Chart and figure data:
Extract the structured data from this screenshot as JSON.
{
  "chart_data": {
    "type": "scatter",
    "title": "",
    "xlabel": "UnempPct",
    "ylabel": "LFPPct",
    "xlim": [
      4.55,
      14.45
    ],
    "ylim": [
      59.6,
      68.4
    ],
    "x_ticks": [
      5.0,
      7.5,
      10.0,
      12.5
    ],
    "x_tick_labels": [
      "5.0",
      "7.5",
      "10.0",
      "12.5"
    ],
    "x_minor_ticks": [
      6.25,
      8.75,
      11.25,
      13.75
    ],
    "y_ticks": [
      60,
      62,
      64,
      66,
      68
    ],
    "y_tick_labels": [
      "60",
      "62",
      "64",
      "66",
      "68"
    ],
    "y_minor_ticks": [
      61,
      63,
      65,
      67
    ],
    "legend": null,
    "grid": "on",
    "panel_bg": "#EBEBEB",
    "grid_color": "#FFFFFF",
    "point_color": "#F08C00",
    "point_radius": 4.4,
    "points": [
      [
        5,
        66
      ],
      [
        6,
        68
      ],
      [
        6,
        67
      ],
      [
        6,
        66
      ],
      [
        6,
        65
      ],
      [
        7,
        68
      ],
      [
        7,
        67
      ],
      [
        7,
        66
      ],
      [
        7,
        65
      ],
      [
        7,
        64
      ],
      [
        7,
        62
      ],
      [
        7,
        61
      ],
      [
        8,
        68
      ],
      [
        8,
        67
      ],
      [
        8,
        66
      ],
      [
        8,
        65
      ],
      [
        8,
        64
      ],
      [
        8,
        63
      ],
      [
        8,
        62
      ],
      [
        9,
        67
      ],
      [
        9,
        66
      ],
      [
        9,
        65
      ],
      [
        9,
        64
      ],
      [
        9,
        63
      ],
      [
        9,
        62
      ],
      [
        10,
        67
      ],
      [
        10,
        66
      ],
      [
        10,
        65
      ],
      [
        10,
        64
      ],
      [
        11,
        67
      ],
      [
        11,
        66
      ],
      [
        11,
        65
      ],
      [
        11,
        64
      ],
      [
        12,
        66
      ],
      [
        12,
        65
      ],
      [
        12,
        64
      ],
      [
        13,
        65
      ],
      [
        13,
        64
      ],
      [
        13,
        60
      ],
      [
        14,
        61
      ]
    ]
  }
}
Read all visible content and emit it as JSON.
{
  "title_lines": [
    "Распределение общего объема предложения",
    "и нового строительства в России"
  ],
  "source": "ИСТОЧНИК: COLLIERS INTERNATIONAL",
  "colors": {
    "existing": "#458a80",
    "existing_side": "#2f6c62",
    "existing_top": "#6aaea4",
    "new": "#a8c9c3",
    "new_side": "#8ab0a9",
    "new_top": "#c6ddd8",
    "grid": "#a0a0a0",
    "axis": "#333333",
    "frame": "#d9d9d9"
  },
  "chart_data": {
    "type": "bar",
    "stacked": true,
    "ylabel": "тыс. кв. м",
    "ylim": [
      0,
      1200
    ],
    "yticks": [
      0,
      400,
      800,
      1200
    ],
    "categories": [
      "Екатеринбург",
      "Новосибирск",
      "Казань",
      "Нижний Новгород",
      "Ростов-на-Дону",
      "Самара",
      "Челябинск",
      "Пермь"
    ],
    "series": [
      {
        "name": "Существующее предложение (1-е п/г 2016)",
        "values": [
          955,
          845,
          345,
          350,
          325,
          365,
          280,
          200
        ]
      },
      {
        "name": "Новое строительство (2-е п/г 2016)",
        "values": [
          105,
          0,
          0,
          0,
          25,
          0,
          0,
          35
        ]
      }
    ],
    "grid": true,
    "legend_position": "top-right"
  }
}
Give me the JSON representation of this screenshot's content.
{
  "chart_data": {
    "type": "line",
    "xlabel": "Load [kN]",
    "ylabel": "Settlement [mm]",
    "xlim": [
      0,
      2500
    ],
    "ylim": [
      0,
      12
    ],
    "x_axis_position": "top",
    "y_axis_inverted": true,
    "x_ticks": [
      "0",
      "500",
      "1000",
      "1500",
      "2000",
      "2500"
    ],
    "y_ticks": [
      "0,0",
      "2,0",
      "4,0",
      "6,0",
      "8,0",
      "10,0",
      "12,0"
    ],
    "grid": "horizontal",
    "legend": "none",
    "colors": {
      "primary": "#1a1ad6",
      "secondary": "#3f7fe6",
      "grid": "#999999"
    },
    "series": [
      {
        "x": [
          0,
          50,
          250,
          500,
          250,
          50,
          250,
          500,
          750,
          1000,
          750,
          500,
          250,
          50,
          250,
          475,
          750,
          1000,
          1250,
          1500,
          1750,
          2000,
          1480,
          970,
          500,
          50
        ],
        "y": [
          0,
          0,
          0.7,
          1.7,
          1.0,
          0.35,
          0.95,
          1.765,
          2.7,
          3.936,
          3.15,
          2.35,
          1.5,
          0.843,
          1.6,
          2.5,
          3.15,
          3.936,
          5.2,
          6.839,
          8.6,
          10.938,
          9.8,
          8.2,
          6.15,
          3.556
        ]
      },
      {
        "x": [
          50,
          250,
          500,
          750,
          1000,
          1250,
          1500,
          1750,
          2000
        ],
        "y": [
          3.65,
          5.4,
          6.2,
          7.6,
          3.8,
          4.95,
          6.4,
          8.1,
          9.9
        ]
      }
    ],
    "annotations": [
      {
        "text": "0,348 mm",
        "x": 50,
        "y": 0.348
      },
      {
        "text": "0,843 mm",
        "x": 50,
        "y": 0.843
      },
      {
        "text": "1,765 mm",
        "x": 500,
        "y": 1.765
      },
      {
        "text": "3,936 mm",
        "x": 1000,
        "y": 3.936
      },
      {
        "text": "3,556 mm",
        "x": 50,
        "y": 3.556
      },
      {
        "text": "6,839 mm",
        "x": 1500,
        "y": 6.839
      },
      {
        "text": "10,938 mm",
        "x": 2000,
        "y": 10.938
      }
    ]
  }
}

### Instructions for the task
Each line of the data that includes the word "JSON" counts once; report the total and nothing more.

### Response
3